**DATA FOR PROCESSING**
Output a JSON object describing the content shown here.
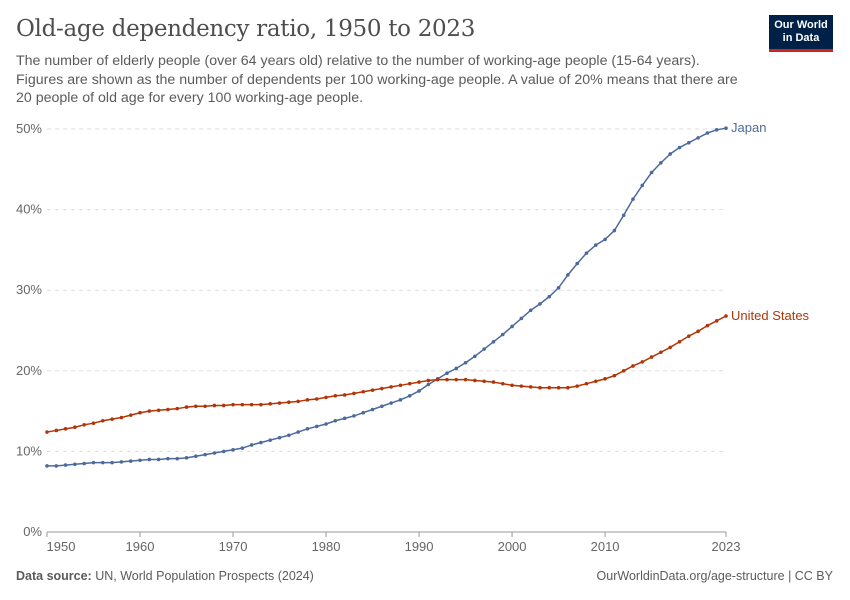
{
  "header": {
    "title": "Old-age dependency ratio, 1950 to 2023",
    "subtitle": "The number of elderly people (over 64 years old) relative to the number of working-age people (15-64 years). Figures are shown as the number of dependents per 100 working-age people. A value of 20% means that there are 20 people of old age for every 100 working-age people.",
    "logo": "Our World in Data"
  },
  "footer": {
    "source_label": "Data source:",
    "source": "UN, World Population Prospects (2024)",
    "link": "OurWorldinData.org/age-structure | CC BY"
  },
  "chart_data": {
    "type": "line",
    "title": "Old-age dependency ratio, 1950 to 2023",
    "xlabel": "",
    "ylabel": "",
    "xlim": [
      1950,
      2023
    ],
    "ylim": [
      0,
      50
    ],
    "y_unit": "%",
    "grid": "horizontal dashed",
    "legend": "inline labels at line ends",
    "x_ticks": [
      1950,
      1960,
      1970,
      1980,
      1990,
      2000,
      2010,
      2023
    ],
    "y_ticks": [
      "0%",
      "10%",
      "20%",
      "30%",
      "40%",
      "50%"
    ],
    "x_start": 1950,
    "series": [
      {
        "name": "Japan",
        "color": "#4c6a9c",
        "values": [
          8.2,
          8.2,
          8.3,
          8.4,
          8.5,
          8.6,
          8.6,
          8.6,
          8.7,
          8.8,
          8.9,
          9.0,
          9.0,
          9.1,
          9.1,
          9.2,
          9.4,
          9.6,
          9.8,
          10.0,
          10.2,
          10.4,
          10.8,
          11.1,
          11.4,
          11.7,
          12.0,
          12.4,
          12.8,
          13.1,
          13.4,
          13.8,
          14.1,
          14.4,
          14.8,
          15.2,
          15.6,
          16.0,
          16.4,
          16.9,
          17.5,
          18.3,
          19.0,
          19.7,
          20.3,
          21.0,
          21.8,
          22.7,
          23.6,
          24.5,
          25.5,
          26.5,
          27.5,
          28.3,
          29.2,
          30.3,
          31.9,
          33.3,
          34.6,
          35.6,
          36.3,
          37.4,
          39.3,
          41.3,
          43.0,
          44.6,
          45.8,
          46.9,
          47.7,
          48.3,
          48.9,
          49.5,
          49.9,
          50.1
        ]
      },
      {
        "name": "United States",
        "color": "#b13507",
        "values": [
          12.4,
          12.6,
          12.8,
          13.0,
          13.3,
          13.5,
          13.8,
          14.0,
          14.2,
          14.5,
          14.8,
          15.0,
          15.1,
          15.2,
          15.3,
          15.5,
          15.6,
          15.6,
          15.7,
          15.7,
          15.8,
          15.8,
          15.8,
          15.8,
          15.9,
          16.0,
          16.1,
          16.2,
          16.4,
          16.5,
          16.7,
          16.9,
          17.0,
          17.2,
          17.4,
          17.6,
          17.8,
          18.0,
          18.2,
          18.4,
          18.6,
          18.8,
          18.9,
          18.9,
          18.9,
          18.9,
          18.8,
          18.7,
          18.6,
          18.4,
          18.2,
          18.1,
          18.0,
          17.9,
          17.9,
          17.9,
          17.9,
          18.1,
          18.4,
          18.7,
          19.0,
          19.4,
          20.0,
          20.6,
          21.1,
          21.7,
          22.3,
          22.9,
          23.6,
          24.3,
          24.9,
          25.6,
          26.2,
          26.8
        ]
      }
    ]
  }
}
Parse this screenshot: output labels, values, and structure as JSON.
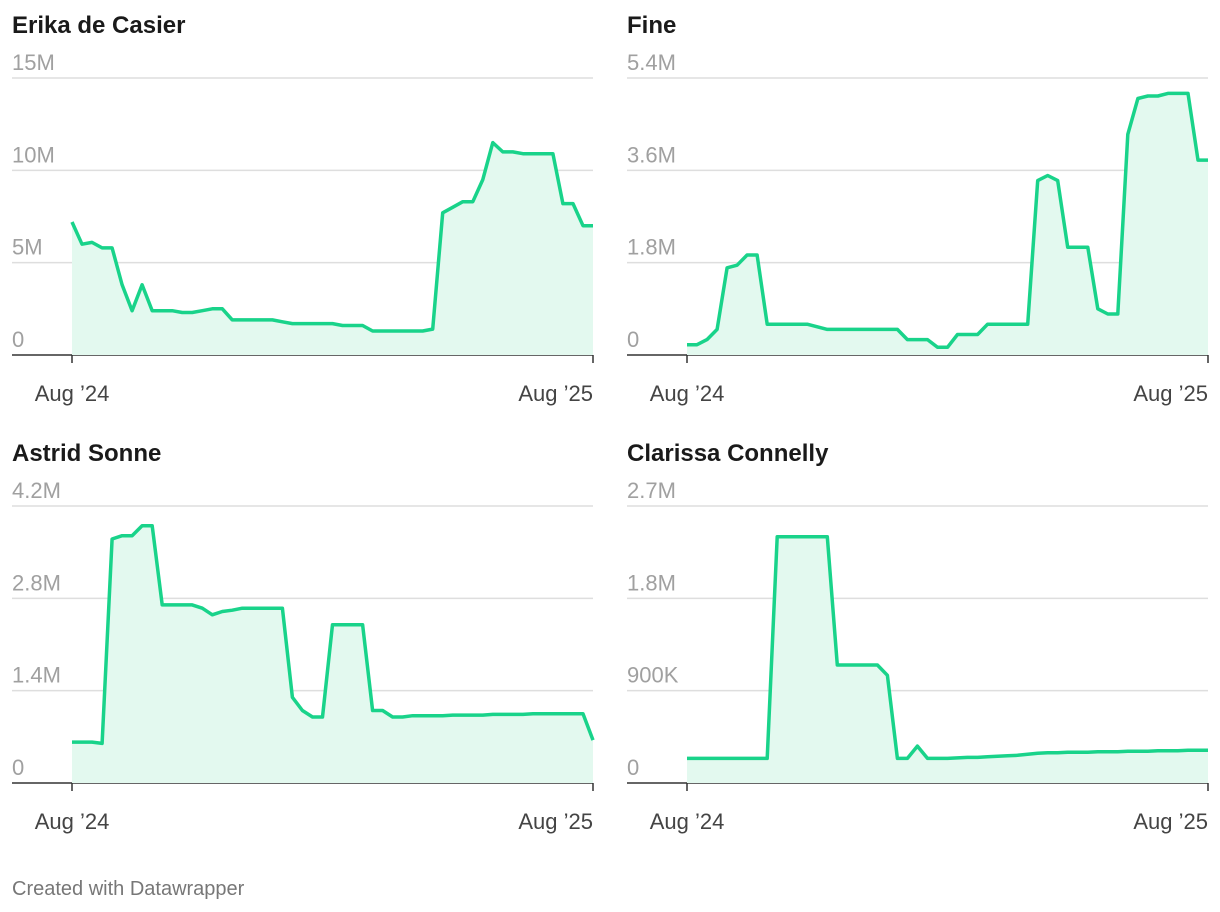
{
  "chart_data": [
    {
      "type": "line",
      "title": "Erika de Casier",
      "color": "#19d38a",
      "fill": "#e3f9ef",
      "categories": [
        "Aug ’24",
        null,
        null,
        null,
        null,
        null,
        null,
        null,
        null,
        null,
        null,
        null,
        null,
        null,
        null,
        null,
        null,
        null,
        null,
        null,
        null,
        null,
        null,
        null,
        null,
        null,
        null,
        null,
        null,
        null,
        null,
        null,
        null,
        null,
        null,
        null,
        null,
        null,
        null,
        null,
        null,
        null,
        null,
        null,
        null,
        null,
        null,
        null,
        null,
        null,
        null,
        null,
        "Aug ’25"
      ],
      "values": [
        7200000,
        6000000,
        6100000,
        5800000,
        5800000,
        3800000,
        2400000,
        3800000,
        2400000,
        2400000,
        2400000,
        2300000,
        2300000,
        2400000,
        2500000,
        2500000,
        1900000,
        1900000,
        1900000,
        1900000,
        1900000,
        1800000,
        1700000,
        1700000,
        1700000,
        1700000,
        1700000,
        1600000,
        1600000,
        1600000,
        1300000,
        1300000,
        1300000,
        1300000,
        1300000,
        1300000,
        1400000,
        7700000,
        8000000,
        8300000,
        8300000,
        9500000,
        11500000,
        11000000,
        11000000,
        10900000,
        10900000,
        10900000,
        10900000,
        8200000,
        8200000,
        7000000,
        7000000
      ],
      "ylim": [
        0,
        15000000
      ],
      "yticks": [
        0,
        {
          "value": 5000000,
          "label": "5M"
        },
        {
          "value": 10000000,
          "label": "10M"
        },
        {
          "value": 15000000,
          "label": "15M"
        }
      ],
      "grid": true
    },
    {
      "type": "line",
      "title": "Fine",
      "color": "#19d38a",
      "fill": "#e3f9ef",
      "categories": [
        "Aug ’24",
        null,
        null,
        null,
        null,
        null,
        null,
        null,
        null,
        null,
        null,
        null,
        null,
        null,
        null,
        null,
        null,
        null,
        null,
        null,
        null,
        null,
        null,
        null,
        null,
        null,
        null,
        null,
        null,
        null,
        null,
        null,
        null,
        null,
        null,
        null,
        null,
        null,
        null,
        null,
        null,
        null,
        null,
        null,
        null,
        null,
        null,
        null,
        null,
        null,
        null,
        null,
        "Aug ’25"
      ],
      "values": [
        200000,
        200000,
        300000,
        500000,
        1700000,
        1750000,
        1950000,
        1950000,
        600000,
        600000,
        600000,
        600000,
        600000,
        550000,
        500000,
        500000,
        500000,
        500000,
        500000,
        500000,
        500000,
        500000,
        300000,
        300000,
        300000,
        150000,
        150000,
        400000,
        400000,
        400000,
        600000,
        600000,
        600000,
        600000,
        600000,
        3400000,
        3500000,
        3400000,
        2100000,
        2100000,
        2100000,
        900000,
        800000,
        800000,
        4300000,
        5000000,
        5050000,
        5050000,
        5100000,
        5100000,
        5100000,
        3800000,
        3800000
      ],
      "ylim": [
        0,
        5400000
      ],
      "yticks": [
        0,
        {
          "value": 1800000,
          "label": "1.8M"
        },
        {
          "value": 3600000,
          "label": "3.6M"
        },
        {
          "value": 5400000,
          "label": "5.4M"
        }
      ],
      "grid": true
    },
    {
      "type": "line",
      "title": "Astrid Sonne",
      "color": "#19d38a",
      "fill": "#e3f9ef",
      "categories": [
        "Aug ’24",
        null,
        null,
        null,
        null,
        null,
        null,
        null,
        null,
        null,
        null,
        null,
        null,
        null,
        null,
        null,
        null,
        null,
        null,
        null,
        null,
        null,
        null,
        null,
        null,
        null,
        null,
        null,
        null,
        null,
        null,
        null,
        null,
        null,
        null,
        null,
        null,
        null,
        null,
        null,
        null,
        null,
        null,
        null,
        null,
        null,
        null,
        null,
        null,
        null,
        null,
        null,
        "Aug ’25"
      ],
      "values": [
        620000,
        620000,
        620000,
        600000,
        3700000,
        3750000,
        3750000,
        3900000,
        3900000,
        2700000,
        2700000,
        2700000,
        2700000,
        2650000,
        2550000,
        2600000,
        2620000,
        2650000,
        2650000,
        2650000,
        2650000,
        2650000,
        1300000,
        1100000,
        1000000,
        1000000,
        2400000,
        2400000,
        2400000,
        2400000,
        1100000,
        1100000,
        1000000,
        1000000,
        1020000,
        1020000,
        1020000,
        1020000,
        1030000,
        1030000,
        1030000,
        1030000,
        1040000,
        1040000,
        1040000,
        1040000,
        1050000,
        1050000,
        1050000,
        1050000,
        1050000,
        1050000,
        650000
      ],
      "ylim": [
        0,
        4200000
      ],
      "yticks": [
        0,
        {
          "value": 1400000,
          "label": "1.4M"
        },
        {
          "value": 2800000,
          "label": "2.8M"
        },
        {
          "value": 4200000,
          "label": "4.2M"
        }
      ],
      "grid": true
    },
    {
      "type": "line",
      "title": "Clarissa Connelly",
      "color": "#19d38a",
      "fill": "#e3f9ef",
      "categories": [
        "Aug ’24",
        null,
        null,
        null,
        null,
        null,
        null,
        null,
        null,
        null,
        null,
        null,
        null,
        null,
        null,
        null,
        null,
        null,
        null,
        null,
        null,
        null,
        null,
        null,
        null,
        null,
        null,
        null,
        null,
        null,
        null,
        null,
        null,
        null,
        null,
        null,
        null,
        null,
        null,
        null,
        null,
        null,
        null,
        null,
        null,
        null,
        null,
        null,
        null,
        null,
        null,
        null,
        "Aug ’25"
      ],
      "values": [
        240000,
        240000,
        240000,
        240000,
        240000,
        240000,
        240000,
        240000,
        240000,
        2400000,
        2400000,
        2400000,
        2400000,
        2400000,
        2400000,
        1150000,
        1150000,
        1150000,
        1150000,
        1150000,
        1050000,
        240000,
        240000,
        360000,
        240000,
        240000,
        240000,
        245000,
        250000,
        250000,
        255000,
        260000,
        265000,
        270000,
        280000,
        290000,
        295000,
        295000,
        300000,
        300000,
        300000,
        305000,
        305000,
        305000,
        310000,
        310000,
        310000,
        315000,
        315000,
        315000,
        320000,
        320000,
        320000
      ],
      "ylim": [
        0,
        2700000
      ],
      "yticks": [
        0,
        {
          "value": 900000,
          "label": "900K"
        },
        {
          "value": 1800000,
          "label": "1.8M"
        },
        {
          "value": 2700000,
          "label": "2.7M"
        }
      ],
      "grid": true
    }
  ],
  "footer": "Created with Datawrapper"
}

**WHAT TO DO**
Using the material above, gather every line that includes "JSON".

**WORKED ANSWER**
Output a JSON object describing the content shown here.
Parse this screenshot: output labels, values, and structure as JSON.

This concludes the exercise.